About this exercise:
What you return must match the records below exactly, apart from the omitted pictures.

*** Records for this exercise Section Begins ***

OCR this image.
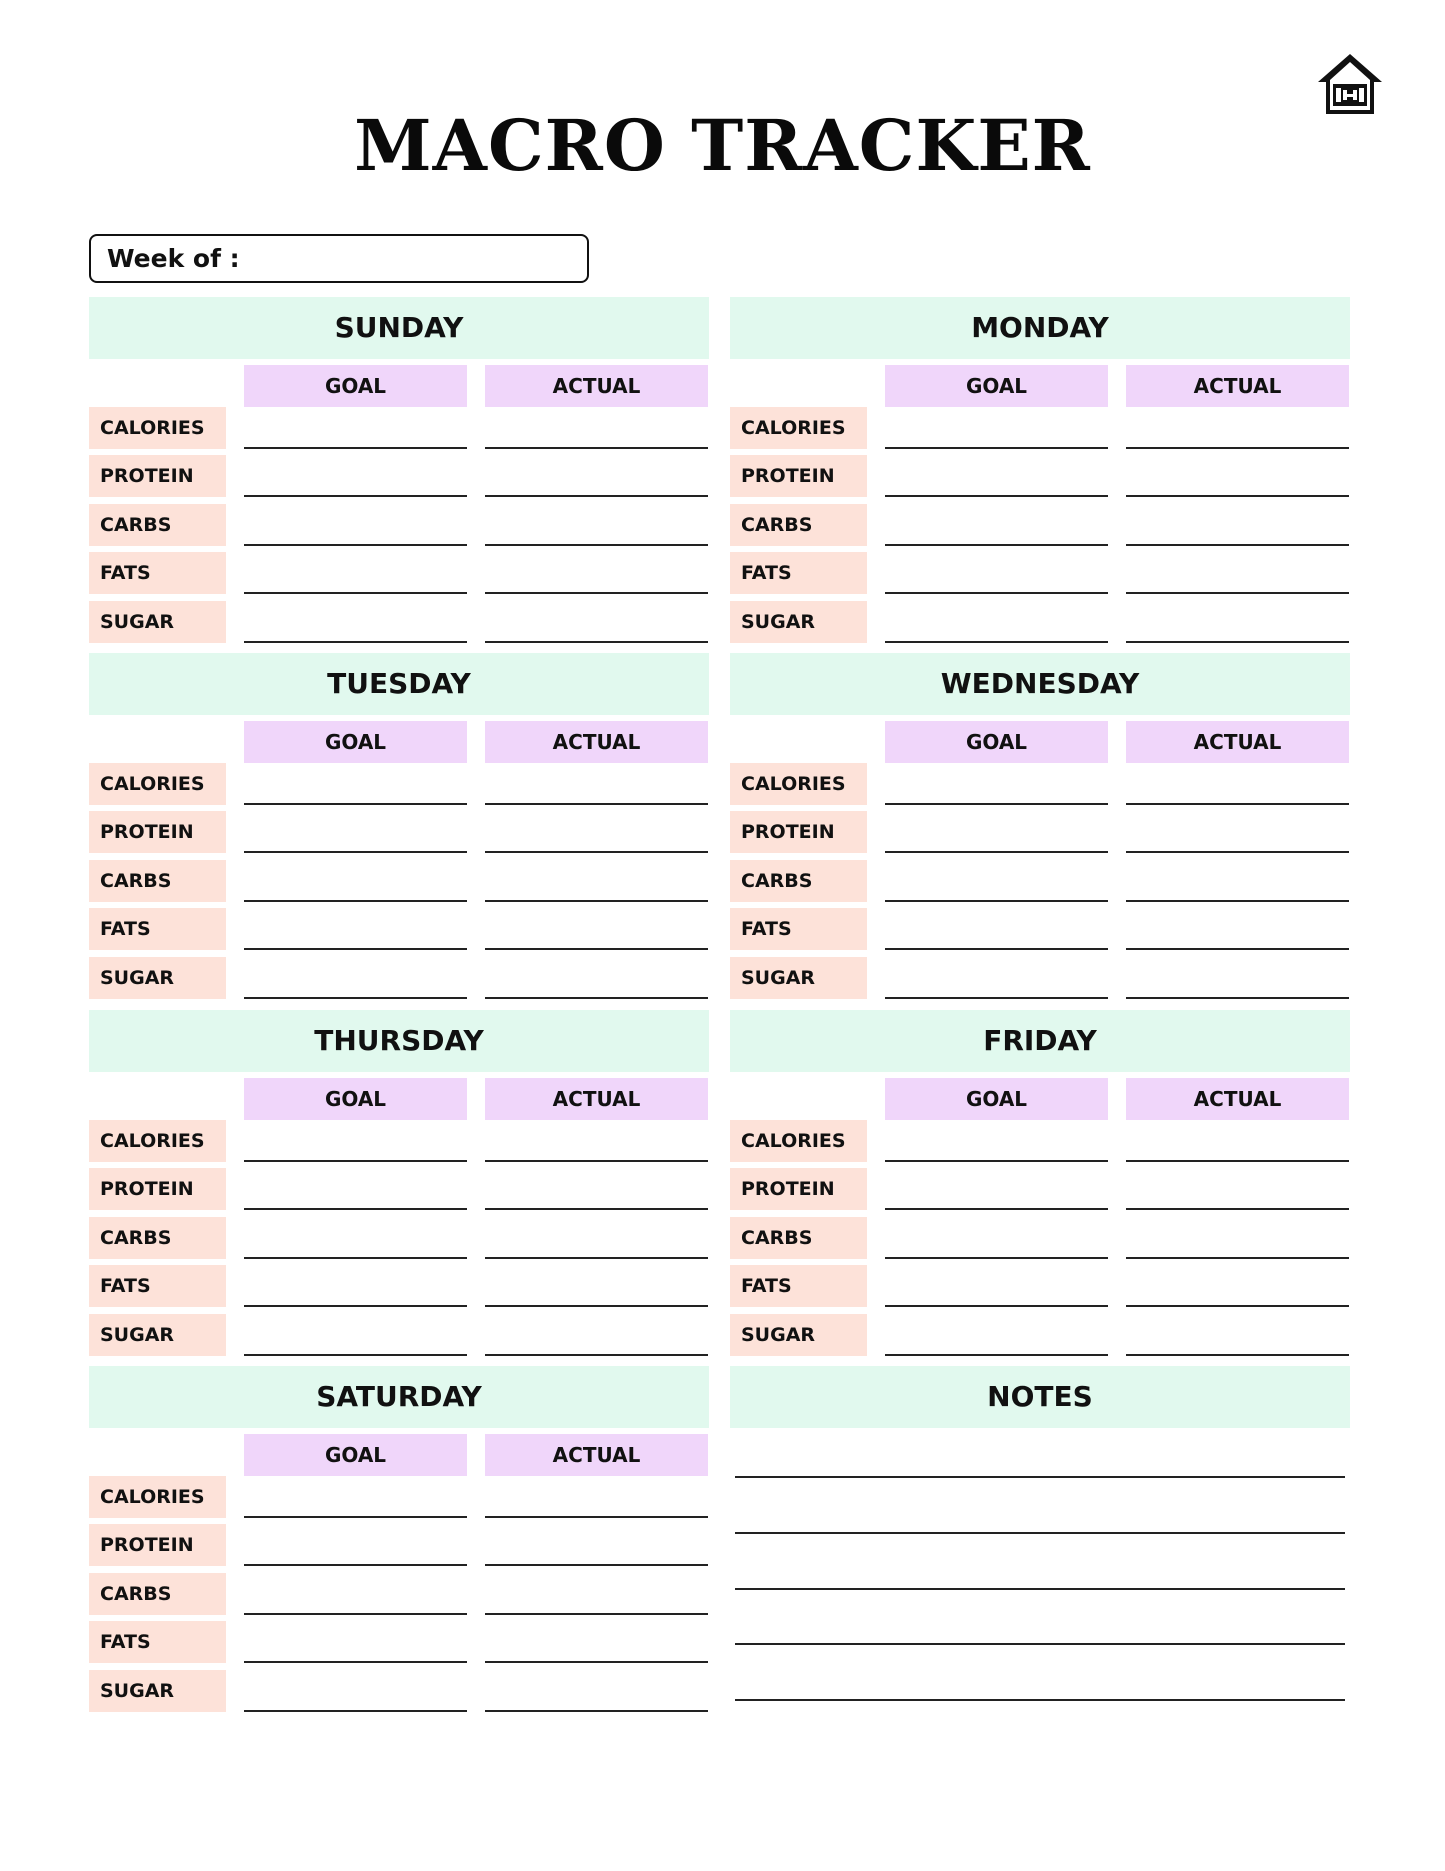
MACRO TRACKER
Week of :
SUNDAY
GOAL	ACTUAL
CALORIES
PROTEIN
CARBS
FATS
SUGAR
MONDAY
GOAL	ACTUAL
CALORIES
PROTEIN
CARBS
FATS
SUGAR
TUESDAY
GOAL	ACTUAL
CALORIES
PROTEIN
CARBS
FATS
SUGAR
WEDNESDAY
GOAL	ACTUAL
CALORIES
PROTEIN
CARBS
FATS
SUGAR
THURSDAY
GOAL	ACTUAL
CALORIES
PROTEIN
CARBS
FATS
SUGAR
FRIDAY
GOAL	ACTUAL
CALORIES
PROTEIN
CARBS
FATS
SUGAR
SATURDAY
GOAL	ACTUAL
CALORIES
PROTEIN
CARBS
FATS
SUGAR
NOTES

*** Records for this exercise Section Ends ***

Solved exercise:
OCR this image.
MACRO TRACKER
Week of :
SUNDAY
GOAL	ACTUAL
CALORIES
PROTEIN
CARBS
FATS
SUGAR
MONDAY
GOAL	ACTUAL
CALORIES
PROTEIN
CARBS
FATS
SUGAR
TUESDAY
GOAL	ACTUAL
CALORIES
PROTEIN
CARBS
FATS
SUGAR
WEDNESDAY
GOAL	ACTUAL
CALORIES
PROTEIN
CARBS
FATS
SUGAR
THURSDAY
GOAL	ACTUAL
CALORIES
PROTEIN
CARBS
FATS
SUGAR
FRIDAY
GOAL	ACTUAL
CALORIES
PROTEIN
CARBS
FATS
SUGAR
SATURDAY
GOAL	ACTUAL
CALORIES
PROTEIN
CARBS
FATS
SUGAR
NOTES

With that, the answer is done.